[Dataset records]
- - -
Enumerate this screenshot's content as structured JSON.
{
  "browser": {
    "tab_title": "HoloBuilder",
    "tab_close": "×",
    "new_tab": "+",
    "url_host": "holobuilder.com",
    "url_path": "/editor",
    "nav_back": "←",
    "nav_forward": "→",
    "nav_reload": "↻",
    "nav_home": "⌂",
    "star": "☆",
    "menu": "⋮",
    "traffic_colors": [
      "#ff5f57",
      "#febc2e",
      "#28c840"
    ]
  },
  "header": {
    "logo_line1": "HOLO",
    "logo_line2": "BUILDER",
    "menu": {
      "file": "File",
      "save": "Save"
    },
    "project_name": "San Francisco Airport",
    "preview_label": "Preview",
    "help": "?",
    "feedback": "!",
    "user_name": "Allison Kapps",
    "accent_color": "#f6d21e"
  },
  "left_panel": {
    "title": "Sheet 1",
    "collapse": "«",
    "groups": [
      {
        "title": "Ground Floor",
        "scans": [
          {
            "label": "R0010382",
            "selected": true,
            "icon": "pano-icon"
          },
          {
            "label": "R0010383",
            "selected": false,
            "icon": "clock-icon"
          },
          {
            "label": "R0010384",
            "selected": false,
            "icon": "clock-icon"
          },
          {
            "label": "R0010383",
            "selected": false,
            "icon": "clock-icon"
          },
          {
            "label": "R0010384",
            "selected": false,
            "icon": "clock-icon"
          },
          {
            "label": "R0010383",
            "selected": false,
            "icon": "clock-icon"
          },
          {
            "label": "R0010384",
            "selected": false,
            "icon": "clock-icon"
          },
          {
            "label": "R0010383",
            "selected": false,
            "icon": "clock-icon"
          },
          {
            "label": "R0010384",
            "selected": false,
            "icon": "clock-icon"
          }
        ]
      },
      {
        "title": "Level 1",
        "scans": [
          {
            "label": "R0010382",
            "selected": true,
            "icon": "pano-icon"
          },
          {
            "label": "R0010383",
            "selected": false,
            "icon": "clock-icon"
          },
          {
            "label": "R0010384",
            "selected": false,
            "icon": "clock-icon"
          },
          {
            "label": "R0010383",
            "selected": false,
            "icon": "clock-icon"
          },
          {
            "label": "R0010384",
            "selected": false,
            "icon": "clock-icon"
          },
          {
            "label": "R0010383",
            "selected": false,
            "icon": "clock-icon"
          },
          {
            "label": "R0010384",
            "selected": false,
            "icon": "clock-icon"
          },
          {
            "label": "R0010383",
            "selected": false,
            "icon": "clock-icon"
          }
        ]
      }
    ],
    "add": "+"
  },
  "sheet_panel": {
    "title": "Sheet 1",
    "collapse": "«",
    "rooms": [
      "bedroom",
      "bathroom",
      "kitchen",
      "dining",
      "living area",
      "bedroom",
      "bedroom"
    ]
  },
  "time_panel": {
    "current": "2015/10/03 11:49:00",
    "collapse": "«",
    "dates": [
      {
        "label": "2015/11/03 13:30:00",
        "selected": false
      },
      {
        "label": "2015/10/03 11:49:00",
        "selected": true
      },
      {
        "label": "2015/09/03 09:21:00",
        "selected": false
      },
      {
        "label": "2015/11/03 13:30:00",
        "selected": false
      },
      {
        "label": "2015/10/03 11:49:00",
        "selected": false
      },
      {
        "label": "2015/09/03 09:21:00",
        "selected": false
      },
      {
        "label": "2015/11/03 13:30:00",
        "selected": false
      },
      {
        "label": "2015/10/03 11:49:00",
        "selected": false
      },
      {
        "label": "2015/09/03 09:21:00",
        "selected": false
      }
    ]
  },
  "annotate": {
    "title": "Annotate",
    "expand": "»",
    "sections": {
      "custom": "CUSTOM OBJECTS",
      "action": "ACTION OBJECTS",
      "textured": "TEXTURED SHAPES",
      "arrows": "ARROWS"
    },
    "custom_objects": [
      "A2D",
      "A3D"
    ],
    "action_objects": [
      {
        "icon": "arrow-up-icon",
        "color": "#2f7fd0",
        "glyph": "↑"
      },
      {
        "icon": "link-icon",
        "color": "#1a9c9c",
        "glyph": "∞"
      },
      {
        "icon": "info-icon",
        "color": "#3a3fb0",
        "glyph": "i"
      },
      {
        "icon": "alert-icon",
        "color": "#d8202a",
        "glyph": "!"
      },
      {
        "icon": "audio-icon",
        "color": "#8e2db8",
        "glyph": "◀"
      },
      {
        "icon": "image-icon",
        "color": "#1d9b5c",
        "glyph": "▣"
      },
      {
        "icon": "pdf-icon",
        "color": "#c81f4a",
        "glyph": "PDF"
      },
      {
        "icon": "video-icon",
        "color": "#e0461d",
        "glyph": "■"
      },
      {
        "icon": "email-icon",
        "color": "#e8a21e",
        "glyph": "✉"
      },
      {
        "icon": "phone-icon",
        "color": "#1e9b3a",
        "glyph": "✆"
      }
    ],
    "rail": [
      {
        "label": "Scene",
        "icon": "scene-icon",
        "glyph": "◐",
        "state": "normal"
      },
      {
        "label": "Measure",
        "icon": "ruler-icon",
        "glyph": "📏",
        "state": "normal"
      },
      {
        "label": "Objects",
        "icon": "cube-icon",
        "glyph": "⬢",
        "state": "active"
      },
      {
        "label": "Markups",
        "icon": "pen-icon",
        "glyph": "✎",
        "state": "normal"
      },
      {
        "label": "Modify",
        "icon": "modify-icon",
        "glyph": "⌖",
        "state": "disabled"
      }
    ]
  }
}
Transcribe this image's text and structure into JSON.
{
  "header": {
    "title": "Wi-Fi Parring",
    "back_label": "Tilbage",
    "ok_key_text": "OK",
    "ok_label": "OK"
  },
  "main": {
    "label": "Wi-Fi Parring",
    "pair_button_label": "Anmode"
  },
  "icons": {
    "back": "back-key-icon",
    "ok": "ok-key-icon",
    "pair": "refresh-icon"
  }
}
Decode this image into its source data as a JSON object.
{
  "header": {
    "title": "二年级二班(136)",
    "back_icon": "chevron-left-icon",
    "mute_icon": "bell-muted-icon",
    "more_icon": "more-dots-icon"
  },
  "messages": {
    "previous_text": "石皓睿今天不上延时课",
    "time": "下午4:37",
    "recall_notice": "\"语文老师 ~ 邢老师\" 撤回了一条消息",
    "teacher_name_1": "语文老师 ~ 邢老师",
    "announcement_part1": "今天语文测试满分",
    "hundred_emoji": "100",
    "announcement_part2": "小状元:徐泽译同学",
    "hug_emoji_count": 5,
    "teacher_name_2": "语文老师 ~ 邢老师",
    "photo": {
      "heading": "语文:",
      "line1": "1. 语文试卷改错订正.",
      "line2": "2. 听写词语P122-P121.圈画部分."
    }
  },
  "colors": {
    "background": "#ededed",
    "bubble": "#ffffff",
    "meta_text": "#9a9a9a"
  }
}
- - -
→ GIVEN REQUEST
Track down every line holding the string "image" and copy it.

→ CORRECT ANSWER
        "icon": "image-icon",
Transcribe this image's text and structure into JSON.
Decode this image into its source data as a JSON object.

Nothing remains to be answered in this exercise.